• Your goal: Will you give the material below again, every line exactly as it is?
··· Stored data
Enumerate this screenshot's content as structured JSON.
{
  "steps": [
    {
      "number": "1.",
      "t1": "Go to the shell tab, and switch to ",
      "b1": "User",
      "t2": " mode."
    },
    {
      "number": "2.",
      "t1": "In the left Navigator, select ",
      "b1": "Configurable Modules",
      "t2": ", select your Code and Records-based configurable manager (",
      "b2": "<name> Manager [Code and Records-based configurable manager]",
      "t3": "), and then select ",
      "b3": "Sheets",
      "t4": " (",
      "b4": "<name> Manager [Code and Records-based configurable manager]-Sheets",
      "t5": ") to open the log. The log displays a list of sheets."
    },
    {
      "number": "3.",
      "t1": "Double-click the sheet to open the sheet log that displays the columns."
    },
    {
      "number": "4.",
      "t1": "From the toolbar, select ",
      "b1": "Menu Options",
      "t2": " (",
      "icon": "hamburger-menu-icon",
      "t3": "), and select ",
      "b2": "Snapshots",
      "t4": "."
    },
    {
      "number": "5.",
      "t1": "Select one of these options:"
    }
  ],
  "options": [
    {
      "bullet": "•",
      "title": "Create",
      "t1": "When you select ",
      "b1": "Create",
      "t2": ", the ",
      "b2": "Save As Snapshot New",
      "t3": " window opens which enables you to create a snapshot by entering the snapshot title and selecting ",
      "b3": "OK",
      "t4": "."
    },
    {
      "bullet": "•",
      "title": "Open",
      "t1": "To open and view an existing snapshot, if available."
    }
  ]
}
······
• Task solution:
Enumerate this screenshot's content as structured JSON.
{
  "steps": [
    {
      "number": "1.",
      "t1": "Go to the shell tab, and switch to ",
      "b1": "User",
      "t2": " mode."
    },
    {
      "number": "2.",
      "t1": "In the left Navigator, select ",
      "b1": "Configurable Modules",
      "t2": ", select your Code and Records-based configurable manager (",
      "b2": "<name> Manager [Code and Records-based configurable manager]",
      "t3": "), and then select ",
      "b3": "Sheets",
      "t4": " (",
      "b4": "<name> Manager [Code and Records-based configurable manager]-Sheets",
      "t5": ") to open the log. The log displays a list of sheets."
    },
    {
      "number": "3.",
      "t1": "Double-click the sheet to open the sheet log that displays the columns."
    },
    {
      "number": "4.",
      "t1": "From the toolbar, select ",
      "b1": "Menu Options",
      "t2": " (",
      "icon": "hamburger-menu-icon",
      "t3": "), and select ",
      "b2": "Snapshots",
      "t4": "."
    },
    {
      "number": "5.",
      "t1": "Select one of these options:"
    }
  ],
  "options": [
    {
      "bullet": "•",
      "title": "Create",
      "t1": "When you select ",
      "b1": "Create",
      "t2": ", the ",
      "b2": "Save As Snapshot New",
      "t3": " window opens which enables you to create a snapshot by entering the snapshot title and selecting ",
      "b3": "OK",
      "t4": "."
    },
    {
      "bullet": "•",
      "title": "Open",
      "t1": "To open and view an existing snapshot, if available."
    }
  ]
}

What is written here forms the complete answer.